◆ Recorded data ◆
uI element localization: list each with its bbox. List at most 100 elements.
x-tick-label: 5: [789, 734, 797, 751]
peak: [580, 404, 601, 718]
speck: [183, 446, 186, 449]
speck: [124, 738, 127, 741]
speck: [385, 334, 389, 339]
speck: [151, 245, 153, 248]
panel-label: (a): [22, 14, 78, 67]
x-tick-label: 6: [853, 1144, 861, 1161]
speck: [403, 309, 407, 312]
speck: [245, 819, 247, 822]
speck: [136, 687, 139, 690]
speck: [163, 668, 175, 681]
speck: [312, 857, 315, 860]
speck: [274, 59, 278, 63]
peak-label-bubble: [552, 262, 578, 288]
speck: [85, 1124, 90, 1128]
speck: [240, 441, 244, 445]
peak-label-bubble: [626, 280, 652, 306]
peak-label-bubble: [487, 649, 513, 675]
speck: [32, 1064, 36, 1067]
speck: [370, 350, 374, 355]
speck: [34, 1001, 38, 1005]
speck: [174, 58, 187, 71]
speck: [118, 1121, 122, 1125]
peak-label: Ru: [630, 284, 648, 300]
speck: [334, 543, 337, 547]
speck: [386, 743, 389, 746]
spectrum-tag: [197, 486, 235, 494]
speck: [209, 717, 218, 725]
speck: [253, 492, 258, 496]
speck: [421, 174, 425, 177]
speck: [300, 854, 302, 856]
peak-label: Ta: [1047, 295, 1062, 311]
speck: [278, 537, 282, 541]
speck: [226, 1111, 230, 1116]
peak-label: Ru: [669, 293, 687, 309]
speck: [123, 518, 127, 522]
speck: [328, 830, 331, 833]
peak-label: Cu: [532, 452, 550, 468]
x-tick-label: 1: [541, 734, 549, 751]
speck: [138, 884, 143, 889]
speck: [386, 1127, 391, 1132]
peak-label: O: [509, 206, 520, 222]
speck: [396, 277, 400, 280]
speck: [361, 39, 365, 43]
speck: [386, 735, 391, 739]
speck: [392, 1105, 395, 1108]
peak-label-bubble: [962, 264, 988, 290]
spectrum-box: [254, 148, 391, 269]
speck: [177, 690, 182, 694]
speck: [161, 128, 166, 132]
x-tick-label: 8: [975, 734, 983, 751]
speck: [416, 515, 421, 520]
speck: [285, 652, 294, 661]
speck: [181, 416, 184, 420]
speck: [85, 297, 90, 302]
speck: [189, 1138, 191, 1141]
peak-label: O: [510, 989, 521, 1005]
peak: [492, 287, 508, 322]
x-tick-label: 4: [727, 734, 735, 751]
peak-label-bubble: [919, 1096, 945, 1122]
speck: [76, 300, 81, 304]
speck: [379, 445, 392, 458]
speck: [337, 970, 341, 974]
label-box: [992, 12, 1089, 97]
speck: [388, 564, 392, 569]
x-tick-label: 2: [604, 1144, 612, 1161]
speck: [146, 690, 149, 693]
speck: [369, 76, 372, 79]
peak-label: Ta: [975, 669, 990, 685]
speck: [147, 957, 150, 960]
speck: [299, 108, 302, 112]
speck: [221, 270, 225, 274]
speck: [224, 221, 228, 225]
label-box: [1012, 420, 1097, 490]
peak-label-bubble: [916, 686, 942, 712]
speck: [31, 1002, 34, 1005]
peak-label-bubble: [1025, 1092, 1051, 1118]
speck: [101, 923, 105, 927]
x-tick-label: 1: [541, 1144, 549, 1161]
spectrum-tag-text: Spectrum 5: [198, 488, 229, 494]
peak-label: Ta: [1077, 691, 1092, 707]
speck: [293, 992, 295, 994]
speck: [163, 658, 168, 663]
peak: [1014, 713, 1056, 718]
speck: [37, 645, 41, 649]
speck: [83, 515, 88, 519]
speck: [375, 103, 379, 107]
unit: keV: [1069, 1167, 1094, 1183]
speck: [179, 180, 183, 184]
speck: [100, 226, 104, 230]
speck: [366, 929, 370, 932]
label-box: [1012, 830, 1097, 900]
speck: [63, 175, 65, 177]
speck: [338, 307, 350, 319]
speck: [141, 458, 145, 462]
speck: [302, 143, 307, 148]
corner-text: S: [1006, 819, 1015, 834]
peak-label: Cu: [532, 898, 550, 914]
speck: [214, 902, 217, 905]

--

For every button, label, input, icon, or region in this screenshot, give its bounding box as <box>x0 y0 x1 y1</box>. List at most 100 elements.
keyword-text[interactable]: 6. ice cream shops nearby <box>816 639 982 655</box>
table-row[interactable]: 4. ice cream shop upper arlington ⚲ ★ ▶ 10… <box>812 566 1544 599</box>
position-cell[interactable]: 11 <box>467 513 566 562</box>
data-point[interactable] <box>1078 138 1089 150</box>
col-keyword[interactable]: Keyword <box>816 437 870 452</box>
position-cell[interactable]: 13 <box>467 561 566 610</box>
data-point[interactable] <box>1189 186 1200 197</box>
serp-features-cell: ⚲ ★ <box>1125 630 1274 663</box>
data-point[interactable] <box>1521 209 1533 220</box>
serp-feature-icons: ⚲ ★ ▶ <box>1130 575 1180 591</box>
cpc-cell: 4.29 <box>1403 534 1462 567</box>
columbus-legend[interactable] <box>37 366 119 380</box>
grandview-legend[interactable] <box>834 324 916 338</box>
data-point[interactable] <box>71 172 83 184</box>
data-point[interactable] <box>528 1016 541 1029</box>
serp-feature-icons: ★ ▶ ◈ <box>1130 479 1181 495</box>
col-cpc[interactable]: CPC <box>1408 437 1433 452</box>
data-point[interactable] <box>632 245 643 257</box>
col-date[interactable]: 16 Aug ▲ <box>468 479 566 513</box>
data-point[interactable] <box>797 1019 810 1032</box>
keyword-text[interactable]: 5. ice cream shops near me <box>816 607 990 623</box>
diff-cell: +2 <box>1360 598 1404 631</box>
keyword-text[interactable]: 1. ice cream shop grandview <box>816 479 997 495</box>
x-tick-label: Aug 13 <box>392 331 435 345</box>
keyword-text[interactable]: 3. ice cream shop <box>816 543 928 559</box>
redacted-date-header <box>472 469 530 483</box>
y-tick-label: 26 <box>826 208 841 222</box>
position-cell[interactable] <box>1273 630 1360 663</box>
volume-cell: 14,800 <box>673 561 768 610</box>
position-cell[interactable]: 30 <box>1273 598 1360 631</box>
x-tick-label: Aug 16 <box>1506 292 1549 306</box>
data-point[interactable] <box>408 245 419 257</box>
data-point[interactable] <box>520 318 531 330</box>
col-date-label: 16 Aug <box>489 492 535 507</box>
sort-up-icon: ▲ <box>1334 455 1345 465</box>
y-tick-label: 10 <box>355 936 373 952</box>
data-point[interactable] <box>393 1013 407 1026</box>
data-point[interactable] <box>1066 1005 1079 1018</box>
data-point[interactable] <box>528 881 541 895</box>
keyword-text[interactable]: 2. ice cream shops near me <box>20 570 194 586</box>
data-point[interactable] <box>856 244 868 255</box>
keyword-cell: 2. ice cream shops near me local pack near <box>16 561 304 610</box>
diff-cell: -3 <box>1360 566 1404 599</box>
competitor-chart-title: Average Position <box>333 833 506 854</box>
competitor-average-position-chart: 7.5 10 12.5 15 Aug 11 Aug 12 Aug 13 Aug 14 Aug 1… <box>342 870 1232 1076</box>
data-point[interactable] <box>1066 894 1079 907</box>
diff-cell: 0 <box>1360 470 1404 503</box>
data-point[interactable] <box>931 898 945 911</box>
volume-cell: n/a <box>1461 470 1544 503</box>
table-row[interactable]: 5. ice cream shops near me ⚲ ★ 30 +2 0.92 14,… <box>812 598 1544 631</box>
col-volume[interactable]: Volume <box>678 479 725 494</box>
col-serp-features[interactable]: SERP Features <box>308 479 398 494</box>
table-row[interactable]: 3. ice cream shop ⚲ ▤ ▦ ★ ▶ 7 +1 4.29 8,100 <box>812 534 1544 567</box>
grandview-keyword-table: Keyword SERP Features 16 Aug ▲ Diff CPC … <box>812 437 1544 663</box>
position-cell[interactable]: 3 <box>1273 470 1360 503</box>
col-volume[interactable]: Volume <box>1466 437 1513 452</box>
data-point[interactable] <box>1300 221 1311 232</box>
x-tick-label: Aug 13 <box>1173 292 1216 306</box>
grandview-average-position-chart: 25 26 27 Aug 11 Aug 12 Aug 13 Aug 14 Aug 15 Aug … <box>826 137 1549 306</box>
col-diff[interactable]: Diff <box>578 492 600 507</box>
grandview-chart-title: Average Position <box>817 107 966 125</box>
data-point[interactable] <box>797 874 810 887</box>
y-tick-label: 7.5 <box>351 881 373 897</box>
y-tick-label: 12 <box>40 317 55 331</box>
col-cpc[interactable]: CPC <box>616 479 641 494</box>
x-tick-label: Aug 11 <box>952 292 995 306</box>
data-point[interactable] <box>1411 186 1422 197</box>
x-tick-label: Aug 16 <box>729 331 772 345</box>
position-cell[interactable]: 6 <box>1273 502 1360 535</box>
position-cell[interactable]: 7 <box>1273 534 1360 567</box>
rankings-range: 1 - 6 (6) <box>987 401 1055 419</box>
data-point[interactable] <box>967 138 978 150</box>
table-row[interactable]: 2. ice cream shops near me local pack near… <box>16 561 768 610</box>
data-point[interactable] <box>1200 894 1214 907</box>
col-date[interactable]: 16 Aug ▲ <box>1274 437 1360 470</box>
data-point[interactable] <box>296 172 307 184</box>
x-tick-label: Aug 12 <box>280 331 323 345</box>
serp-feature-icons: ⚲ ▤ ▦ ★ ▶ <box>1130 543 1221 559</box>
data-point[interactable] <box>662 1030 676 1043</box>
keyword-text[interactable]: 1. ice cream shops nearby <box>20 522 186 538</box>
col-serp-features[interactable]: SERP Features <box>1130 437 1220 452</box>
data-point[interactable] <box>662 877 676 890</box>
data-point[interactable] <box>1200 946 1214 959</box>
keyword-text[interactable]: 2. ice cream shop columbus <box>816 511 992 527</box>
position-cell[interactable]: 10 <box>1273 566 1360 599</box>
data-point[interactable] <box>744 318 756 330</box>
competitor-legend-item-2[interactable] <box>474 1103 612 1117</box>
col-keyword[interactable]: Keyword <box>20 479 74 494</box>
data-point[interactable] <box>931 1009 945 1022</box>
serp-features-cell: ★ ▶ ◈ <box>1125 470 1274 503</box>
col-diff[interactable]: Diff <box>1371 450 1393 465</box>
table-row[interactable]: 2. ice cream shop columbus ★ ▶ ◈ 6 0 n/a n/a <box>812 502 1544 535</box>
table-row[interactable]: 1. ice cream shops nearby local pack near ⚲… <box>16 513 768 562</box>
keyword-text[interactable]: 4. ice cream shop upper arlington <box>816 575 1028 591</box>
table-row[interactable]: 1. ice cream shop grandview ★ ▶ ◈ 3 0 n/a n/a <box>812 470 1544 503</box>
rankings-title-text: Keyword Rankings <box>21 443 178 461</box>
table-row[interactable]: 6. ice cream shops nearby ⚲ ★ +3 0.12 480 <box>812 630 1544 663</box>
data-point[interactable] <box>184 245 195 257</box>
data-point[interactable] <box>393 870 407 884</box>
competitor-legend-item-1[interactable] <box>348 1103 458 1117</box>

◆ To be done ◆
Convert the entries from the line with "uI element localization: list" up to and including the line with "label-box: [992, 12, 1089, 97]" into a JSON list of strings, one string per line, leaving out any blank lines.

◆ The solution ◆
[
  "uI element localization: list each with its bbox. List at most 100 elements.",
  "x-tick-label: 5: [789, 734, 797, 751]",
  "peak: [580, 404, 601, 718]",
  "speck: [183, 446, 186, 449]",
  "speck: [124, 738, 127, 741]",
  "speck: [385, 334, 389, 339]",
  "speck: [151, 245, 153, 248]",
  "panel-label: (a): [22, 14, 78, 67]",
  "x-tick-label: 6: [853, 1144, 861, 1161]",
  "speck: [403, 309, 407, 312]",
  "speck: [245, 819, 247, 822]",
  "speck: [136, 687, 139, 690]",
  "speck: [163, 668, 175, 681]",
  "speck: [312, 857, 315, 860]",
  "speck: [274, 59, 278, 63]",
  "peak-label-bubble: [552, 262, 578, 288]",
  "speck: [85, 1124, 90, 1128]",
  "speck: [240, 441, 244, 445]",
  "peak-label-bubble: [626, 280, 652, 306]",
  "peak-label-bubble: [487, 649, 513, 675]",
  "speck: [32, 1064, 36, 1067]",
  "speck: [370, 350, 374, 355]",
  "speck: [34, 1001, 38, 1005]",
  "speck: [174, 58, 187, 71]",
  "speck: [118, 1121, 122, 1125]",
  "peak-label: Ru: [630, 284, 648, 300]",
  "speck: [334, 543, 337, 547]",
  "speck: [386, 743, 389, 746]",
  "spectrum-tag: [197, 486, 235, 494]",
  "speck: [209, 717, 218, 725]",
  "speck: [253, 492, 258, 496]",
  "speck: [421, 174, 425, 177]",
  "speck: [300, 854, 302, 856]",
  "peak-label: Ta: [1047, 295, 1062, 311]",
  "speck: [278, 537, 282, 541]",
  "speck: [226, 1111, 230, 1116]",
  "peak-label: Ru: [669, 293, 687, 309]",
  "speck: [123, 518, 127, 522]",
  "speck: [328, 830, 331, 833]",
  "peak-label: Cu: [532, 452, 550, 468]",
  "x-tick-label: 1: [541, 734, 549, 751]",
  "speck: [138, 884, 143, 889]",
  "speck: [386, 1127, 391, 1132]",
  "peak-label: O: [509, 206, 520, 222]",
  "speck: [396, 277, 400, 280]",
  "speck: [361, 39, 365, 43]",
  "speck: [386, 735, 391, 739]",
  "speck: [392, 1105, 395, 1108]",
  "peak-label-bubble: [962, 264, 988, 290]",
  "spectrum-box: [254, 148, 391, 269]",
  "speck: [177, 690, 182, 694]",
  "speck: [161, 128, 166, 132]",
  "x-tick-label: 8: [975, 734, 983, 751]",
  "speck: [416, 515, 421, 520]",
  "speck: [285, 652, 294, 661]",
  "speck: [181, 416, 184, 420]",
  "speck: [85, 297, 90, 302]",
  "speck: [189, 1138, 191, 1141]",
  "peak-label: O: [510, 989, 521, 1005]",
  "peak: [492, 287, 508, 322]",
  "x-tick-label: 4: [727, 734, 735, 751]",
  "peak-label-bubble: [919, 1096, 945, 1122]",
  "speck: [76, 300, 81, 304]",
  "speck: [379, 445, 392, 458]",
  "speck: [337, 970, 341, 974]",
  "label-box: [992, 12, 1089, 97]"
]